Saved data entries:

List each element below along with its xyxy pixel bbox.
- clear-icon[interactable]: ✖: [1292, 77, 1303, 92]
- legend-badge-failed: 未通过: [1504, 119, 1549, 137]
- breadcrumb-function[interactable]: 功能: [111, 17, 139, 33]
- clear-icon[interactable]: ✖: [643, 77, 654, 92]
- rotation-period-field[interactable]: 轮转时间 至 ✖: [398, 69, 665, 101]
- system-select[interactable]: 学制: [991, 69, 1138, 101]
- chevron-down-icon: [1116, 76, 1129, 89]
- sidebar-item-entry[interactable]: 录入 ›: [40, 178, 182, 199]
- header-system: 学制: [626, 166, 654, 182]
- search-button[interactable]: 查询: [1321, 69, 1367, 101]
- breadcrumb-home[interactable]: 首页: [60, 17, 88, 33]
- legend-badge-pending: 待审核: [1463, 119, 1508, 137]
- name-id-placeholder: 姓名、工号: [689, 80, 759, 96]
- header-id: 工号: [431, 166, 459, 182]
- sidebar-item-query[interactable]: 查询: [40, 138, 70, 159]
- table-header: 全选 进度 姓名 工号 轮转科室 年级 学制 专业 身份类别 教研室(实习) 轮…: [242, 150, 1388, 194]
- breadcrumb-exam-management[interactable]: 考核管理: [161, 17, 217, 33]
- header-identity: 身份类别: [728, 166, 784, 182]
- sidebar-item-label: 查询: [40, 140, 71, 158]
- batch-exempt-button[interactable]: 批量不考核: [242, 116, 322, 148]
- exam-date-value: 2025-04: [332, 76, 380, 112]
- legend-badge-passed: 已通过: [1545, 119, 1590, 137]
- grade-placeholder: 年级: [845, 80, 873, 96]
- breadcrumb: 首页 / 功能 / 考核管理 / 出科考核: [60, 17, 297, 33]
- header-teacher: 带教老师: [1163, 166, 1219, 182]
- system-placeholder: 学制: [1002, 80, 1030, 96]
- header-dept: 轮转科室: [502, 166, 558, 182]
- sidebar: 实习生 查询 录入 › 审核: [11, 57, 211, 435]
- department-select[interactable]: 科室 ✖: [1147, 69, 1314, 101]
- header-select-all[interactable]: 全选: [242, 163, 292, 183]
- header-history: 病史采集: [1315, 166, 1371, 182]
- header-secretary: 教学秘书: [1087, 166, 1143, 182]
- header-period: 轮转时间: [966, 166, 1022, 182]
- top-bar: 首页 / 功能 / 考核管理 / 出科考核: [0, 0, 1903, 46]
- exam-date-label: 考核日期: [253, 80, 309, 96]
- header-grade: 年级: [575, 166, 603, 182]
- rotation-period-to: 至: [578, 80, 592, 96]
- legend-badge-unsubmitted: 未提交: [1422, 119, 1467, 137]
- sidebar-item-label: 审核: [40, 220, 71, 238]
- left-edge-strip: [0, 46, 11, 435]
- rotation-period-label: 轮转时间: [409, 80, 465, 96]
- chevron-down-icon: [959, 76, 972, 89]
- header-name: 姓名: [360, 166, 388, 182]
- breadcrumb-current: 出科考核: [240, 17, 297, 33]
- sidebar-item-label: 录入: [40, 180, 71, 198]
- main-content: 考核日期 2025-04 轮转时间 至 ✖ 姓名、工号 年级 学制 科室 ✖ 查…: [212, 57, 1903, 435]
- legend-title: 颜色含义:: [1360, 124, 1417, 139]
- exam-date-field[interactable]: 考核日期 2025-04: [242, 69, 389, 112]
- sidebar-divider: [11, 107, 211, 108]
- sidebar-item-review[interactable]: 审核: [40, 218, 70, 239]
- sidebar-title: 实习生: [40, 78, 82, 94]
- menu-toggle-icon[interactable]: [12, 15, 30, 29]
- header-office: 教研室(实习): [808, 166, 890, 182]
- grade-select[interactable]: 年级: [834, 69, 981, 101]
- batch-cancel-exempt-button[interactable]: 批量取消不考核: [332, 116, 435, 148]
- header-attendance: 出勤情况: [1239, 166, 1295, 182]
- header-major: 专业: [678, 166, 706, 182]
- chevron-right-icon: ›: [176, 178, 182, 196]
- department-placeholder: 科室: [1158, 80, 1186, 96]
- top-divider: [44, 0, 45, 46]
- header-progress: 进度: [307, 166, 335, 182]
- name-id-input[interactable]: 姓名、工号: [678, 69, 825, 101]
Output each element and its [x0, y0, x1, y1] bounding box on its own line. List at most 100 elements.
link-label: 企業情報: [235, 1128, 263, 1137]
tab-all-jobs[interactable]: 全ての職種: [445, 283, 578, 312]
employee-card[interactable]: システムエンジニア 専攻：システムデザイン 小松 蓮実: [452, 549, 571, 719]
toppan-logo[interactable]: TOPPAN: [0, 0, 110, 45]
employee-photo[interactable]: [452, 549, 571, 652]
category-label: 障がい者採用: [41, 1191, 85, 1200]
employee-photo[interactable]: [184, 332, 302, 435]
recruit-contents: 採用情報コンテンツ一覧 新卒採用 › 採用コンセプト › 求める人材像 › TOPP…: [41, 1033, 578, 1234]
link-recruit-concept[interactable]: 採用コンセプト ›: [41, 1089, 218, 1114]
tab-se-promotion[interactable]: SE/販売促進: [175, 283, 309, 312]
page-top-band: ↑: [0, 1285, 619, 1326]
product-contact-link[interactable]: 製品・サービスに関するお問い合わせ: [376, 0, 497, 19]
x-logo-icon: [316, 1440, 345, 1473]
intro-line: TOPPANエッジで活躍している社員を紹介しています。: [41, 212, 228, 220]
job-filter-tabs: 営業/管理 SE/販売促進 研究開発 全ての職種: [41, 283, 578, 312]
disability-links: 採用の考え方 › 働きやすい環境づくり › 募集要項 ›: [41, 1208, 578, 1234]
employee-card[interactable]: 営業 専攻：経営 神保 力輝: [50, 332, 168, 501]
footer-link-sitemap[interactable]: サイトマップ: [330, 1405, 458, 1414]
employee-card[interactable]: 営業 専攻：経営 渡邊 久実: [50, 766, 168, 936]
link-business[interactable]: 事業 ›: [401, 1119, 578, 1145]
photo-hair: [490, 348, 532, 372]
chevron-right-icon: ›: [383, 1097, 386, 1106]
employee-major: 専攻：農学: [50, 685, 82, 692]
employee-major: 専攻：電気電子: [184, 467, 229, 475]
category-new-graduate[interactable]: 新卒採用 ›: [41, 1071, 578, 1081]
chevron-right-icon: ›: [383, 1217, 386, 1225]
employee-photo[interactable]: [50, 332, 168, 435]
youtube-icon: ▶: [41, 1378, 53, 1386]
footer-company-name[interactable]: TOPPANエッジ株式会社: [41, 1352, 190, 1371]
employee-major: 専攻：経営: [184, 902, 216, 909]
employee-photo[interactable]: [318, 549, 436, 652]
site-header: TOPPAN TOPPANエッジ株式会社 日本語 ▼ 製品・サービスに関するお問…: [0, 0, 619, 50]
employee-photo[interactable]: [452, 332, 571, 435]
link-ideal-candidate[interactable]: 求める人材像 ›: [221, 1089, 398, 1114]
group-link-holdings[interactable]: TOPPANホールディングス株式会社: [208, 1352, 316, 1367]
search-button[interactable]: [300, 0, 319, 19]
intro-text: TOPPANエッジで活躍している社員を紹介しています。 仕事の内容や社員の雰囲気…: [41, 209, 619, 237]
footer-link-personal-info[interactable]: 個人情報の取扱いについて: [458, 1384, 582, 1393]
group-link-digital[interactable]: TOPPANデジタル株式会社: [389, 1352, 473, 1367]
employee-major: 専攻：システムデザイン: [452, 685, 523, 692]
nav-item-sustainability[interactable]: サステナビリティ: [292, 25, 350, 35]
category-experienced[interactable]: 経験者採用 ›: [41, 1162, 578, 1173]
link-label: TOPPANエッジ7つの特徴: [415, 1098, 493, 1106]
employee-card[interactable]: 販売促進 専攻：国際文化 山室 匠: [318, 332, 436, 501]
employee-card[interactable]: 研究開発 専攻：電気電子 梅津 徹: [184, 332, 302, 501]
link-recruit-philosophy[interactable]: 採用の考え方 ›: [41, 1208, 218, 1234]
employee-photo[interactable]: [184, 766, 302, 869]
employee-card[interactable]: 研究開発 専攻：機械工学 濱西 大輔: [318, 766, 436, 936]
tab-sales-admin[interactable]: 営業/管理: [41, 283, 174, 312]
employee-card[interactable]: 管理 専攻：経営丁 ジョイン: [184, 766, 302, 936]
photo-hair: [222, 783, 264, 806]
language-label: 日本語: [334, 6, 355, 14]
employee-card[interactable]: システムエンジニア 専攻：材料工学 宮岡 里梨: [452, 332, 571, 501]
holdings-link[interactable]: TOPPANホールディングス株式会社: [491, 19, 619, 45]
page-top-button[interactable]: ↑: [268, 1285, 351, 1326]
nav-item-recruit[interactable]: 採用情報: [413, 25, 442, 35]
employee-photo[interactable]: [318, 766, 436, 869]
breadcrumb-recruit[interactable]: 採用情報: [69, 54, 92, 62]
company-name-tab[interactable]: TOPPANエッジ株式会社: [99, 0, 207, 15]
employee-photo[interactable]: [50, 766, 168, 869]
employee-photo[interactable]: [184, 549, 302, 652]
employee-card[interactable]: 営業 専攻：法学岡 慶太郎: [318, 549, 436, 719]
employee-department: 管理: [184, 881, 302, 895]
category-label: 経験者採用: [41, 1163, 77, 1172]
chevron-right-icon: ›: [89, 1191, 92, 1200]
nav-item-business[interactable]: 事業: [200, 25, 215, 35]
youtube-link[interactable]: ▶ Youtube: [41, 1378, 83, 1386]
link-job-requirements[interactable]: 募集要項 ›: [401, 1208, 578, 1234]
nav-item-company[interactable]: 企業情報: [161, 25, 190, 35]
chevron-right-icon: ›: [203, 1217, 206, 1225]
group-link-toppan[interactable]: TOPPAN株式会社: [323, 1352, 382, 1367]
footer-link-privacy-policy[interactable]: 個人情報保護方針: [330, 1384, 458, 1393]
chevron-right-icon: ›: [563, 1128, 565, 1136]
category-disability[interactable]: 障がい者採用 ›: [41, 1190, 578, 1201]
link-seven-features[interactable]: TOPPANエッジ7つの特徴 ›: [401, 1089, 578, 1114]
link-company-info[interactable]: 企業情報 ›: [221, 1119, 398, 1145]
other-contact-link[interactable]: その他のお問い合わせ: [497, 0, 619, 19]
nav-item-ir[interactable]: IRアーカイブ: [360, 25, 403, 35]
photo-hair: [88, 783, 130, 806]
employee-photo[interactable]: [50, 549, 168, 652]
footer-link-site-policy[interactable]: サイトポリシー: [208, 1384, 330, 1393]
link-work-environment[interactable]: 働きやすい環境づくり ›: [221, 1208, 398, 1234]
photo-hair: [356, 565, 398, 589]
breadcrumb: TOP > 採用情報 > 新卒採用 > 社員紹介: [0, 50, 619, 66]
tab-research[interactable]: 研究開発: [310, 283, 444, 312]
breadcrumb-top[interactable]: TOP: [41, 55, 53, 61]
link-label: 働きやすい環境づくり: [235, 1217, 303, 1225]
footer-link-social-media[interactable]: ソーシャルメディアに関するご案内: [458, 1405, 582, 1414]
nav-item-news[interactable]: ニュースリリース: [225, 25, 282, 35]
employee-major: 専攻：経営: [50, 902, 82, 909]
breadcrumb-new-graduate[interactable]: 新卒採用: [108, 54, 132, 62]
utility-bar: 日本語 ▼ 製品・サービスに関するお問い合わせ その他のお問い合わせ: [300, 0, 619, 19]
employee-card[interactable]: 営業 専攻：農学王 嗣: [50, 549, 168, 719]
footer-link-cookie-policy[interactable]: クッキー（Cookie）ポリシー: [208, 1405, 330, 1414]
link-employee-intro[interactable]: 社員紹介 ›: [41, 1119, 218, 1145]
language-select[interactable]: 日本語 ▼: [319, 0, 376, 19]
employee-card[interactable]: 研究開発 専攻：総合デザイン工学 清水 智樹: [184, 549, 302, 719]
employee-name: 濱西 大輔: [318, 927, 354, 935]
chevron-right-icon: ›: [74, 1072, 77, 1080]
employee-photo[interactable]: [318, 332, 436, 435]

- [WHAT THE TASK REQUIRES]: Substitute "reset-icon" for "clear-icon" in the lines, starting at the first line and ending at the line that contains "- header-secretary: 教学秘书: [1087, 166, 1143, 182]", and give those lines back with nothing else changed.

- [OUTPUT OF THE TASK]:
List each element below along with its xyxy pixel bbox.
- reset-icon[interactable]: ✖: [1292, 77, 1303, 92]
- legend-badge-failed: 未通过: [1504, 119, 1549, 137]
- breadcrumb-function[interactable]: 功能: [111, 17, 139, 33]
- reset-icon[interactable]: ✖: [643, 77, 654, 92]
- rotation-period-field[interactable]: 轮转时间 至 ✖: [398, 69, 665, 101]
- system-select[interactable]: 学制: [991, 69, 1138, 101]
- chevron-down-icon: [1116, 76, 1129, 89]
- sidebar-item-entry[interactable]: 录入 ›: [40, 178, 182, 199]
- header-system: 学制: [626, 166, 654, 182]
- search-button[interactable]: 查询: [1321, 69, 1367, 101]
- breadcrumb-home[interactable]: 首页: [60, 17, 88, 33]
- legend-badge-pending: 待审核: [1463, 119, 1508, 137]
- name-id-placeholder: 姓名、工号: [689, 80, 759, 96]
- header-id: 工号: [431, 166, 459, 182]
- sidebar-item-query[interactable]: 查询: [40, 138, 70, 159]
- table-header: 全选 进度 姓名 工号 轮转科室 年级 学制 专业 身份类别 教研室(实习) 轮…: [242, 150, 1388, 194]
- breadcrumb-exam-management[interactable]: 考核管理: [161, 17, 217, 33]
- header-identity: 身份类别: [728, 166, 784, 182]
- sidebar-item-label: 查询: [40, 140, 71, 158]
- batch-exempt-button[interactable]: 批量不考核: [242, 116, 322, 148]
- exam-date-value: 2025-04: [332, 76, 380, 112]
- legend-badge-passed: 已通过: [1545, 119, 1590, 137]
- grade-placeholder: 年级: [845, 80, 873, 96]
- breadcrumb: 首页 / 功能 / 考核管理 / 出科考核: [60, 17, 297, 33]
- header-teacher: 带教老师: [1163, 166, 1219, 182]
- system-placeholder: 学制: [1002, 80, 1030, 96]
- header-dept: 轮转科室: [502, 166, 558, 182]
- sidebar: 实习生 查询 录入 › 审核: [11, 57, 211, 435]
- department-select[interactable]: 科室 ✖: [1147, 69, 1314, 101]
- header-select-all[interactable]: 全选: [242, 163, 292, 183]
- header-history: 病史采集: [1315, 166, 1371, 182]
- header-secretary: 教学秘书: [1087, 166, 1143, 182]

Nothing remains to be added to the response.